### Set problem
Leave out the pictures and transcribe everything else exactly.

>> START Exercise data

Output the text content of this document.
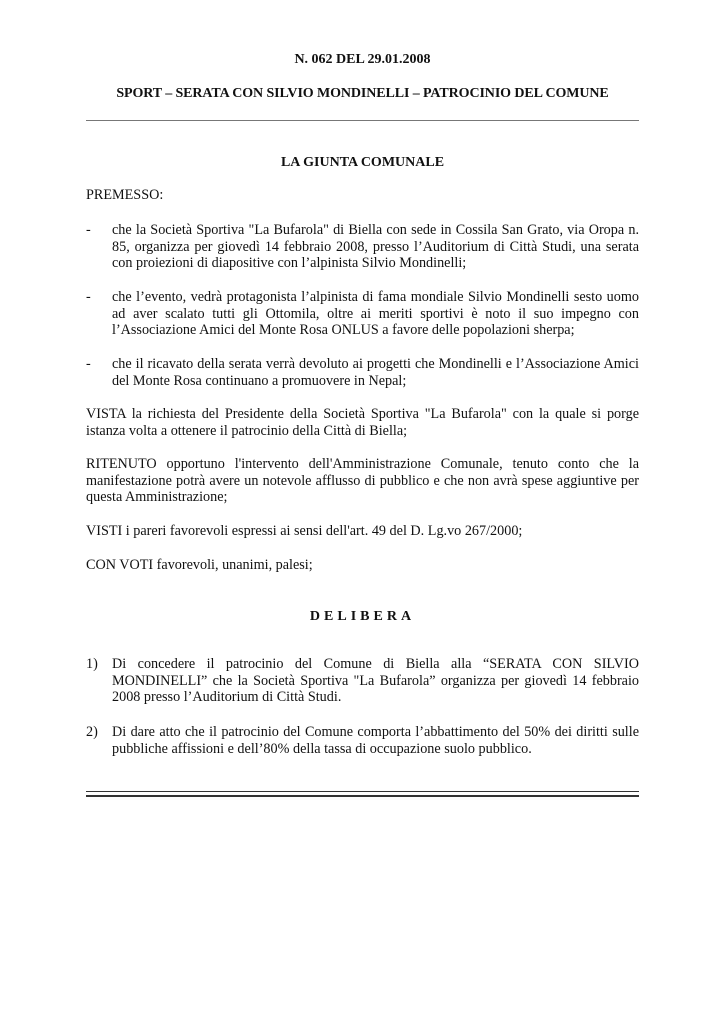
N. 062 DEL 29.01.2008
SPORT – SERATA CON SILVIO MONDINELLI – PATROCINIO DEL COMUNE
LA GIUNTA COMUNALE
PREMESSO:
- che la Società Sportiva "La Bufarola" di Biella con sede in Cossila San Grato, via Oropa n. 85, organizza per giovedì 14 febbraio 2008, presso l’Auditorium di Città Studi, una serata con proiezioni di diapositive con l’alpinista Silvio Mondinelli;
- che l’evento, vedrà protagonista l’alpinista di fama mondiale Silvio Mondinelli sesto uomo ad aver scalato tutti gli Ottomila, oltre ai meriti sportivi è noto il suo impegno con l’Associazione Amici del Monte Rosa ONLUS a favore delle popolazioni sherpa;
- che il ricavato della serata verrà devoluto ai progetti che Mondinelli e l’Associazione Amici del Monte Rosa continuano a promuovere in Nepal;
VISTA la richiesta del Presidente della Società Sportiva "La Bufarola" con la quale si porge istanza volta a ottenere il patrocinio della Città di Biella;
RITENUTO opportuno l'intervento dell'Amministrazione Comunale, tenuto conto che la manifestazione potrà avere un notevole afflusso di pubblico e che non avrà spese aggiuntive per questa Amministrazione;
VISTI i pareri favorevoli espressi ai sensi dell'art. 49 del D. Lg.vo 267/2000;
CON VOTI favorevoli, unanimi, palesi;
DELIBERA
1) Di concedere il patrocinio del Comune di Biella alla “SERATA CON SILVIO MONDINELLI” che la Società Sportiva "La Bufarola” organizza per giovedì 14 febbraio 2008 presso l’Auditorium di Città Studi.
2) Di dare atto che il patrocinio del Comune comporta l’abbattimento del 50% dei diritti sulle pubbliche affissioni e dell’80% della tassa di occupazione suolo pubblico.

>> END Exercise data

### Result
Output the text content of this document.
N. 062 DEL 29.01.2008
SPORT – SERATA CON SILVIO MONDINELLI – PATROCINIO DEL COMUNE
LA GIUNTA COMUNALE
PREMESSO:
- che la Società Sportiva "La Bufarola" di Biella con sede in Cossila San Grato, via Oropa n. 85, organizza per giovedì 14 febbraio 2008, presso l’Auditorium di Città Studi, una serata con proiezioni di diapositive con l’alpinista Silvio Mondinelli;
- che l’evento, vedrà protagonista l’alpinista di fama mondiale Silvio Mondinelli sesto uomo ad aver scalato tutti gli Ottomila, oltre ai meriti sportivi è noto il suo impegno con l’Associazione Amici del Monte Rosa ONLUS a favore delle popolazioni sherpa;
- che il ricavato della serata verrà devoluto ai progetti che Mondinelli e l’Associazione Amici del Monte Rosa continuano a promuovere in Nepal;
VISTA la richiesta del Presidente della Società Sportiva "La Bufarola" con la quale si porge istanza volta a ottenere il patrocinio della Città di Biella;
RITENUTO opportuno l'intervento dell'Amministrazione Comunale, tenuto conto che la manifestazione potrà avere un notevole afflusso di pubblico e che non avrà spese aggiuntive per questa Amministrazione;
VISTI i pareri favorevoli espressi ai sensi dell'art. 49 del D. Lg.vo 267/2000;
CON VOTI favorevoli, unanimi, palesi;
DELIBERA
1) Di concedere il patrocinio del Comune di Biella alla “SERATA CON SILVIO MONDINELLI” che la Società Sportiva "La Bufarola” organizza per giovedì 14 febbraio 2008 presso l’Auditorium di Città Studi.
2) Di dare atto che il patrocinio del Comune comporta l’abbattimento del 50% dei diritti sulle pubbliche affissioni e dell’80% della tassa di occupazione suolo pubblico.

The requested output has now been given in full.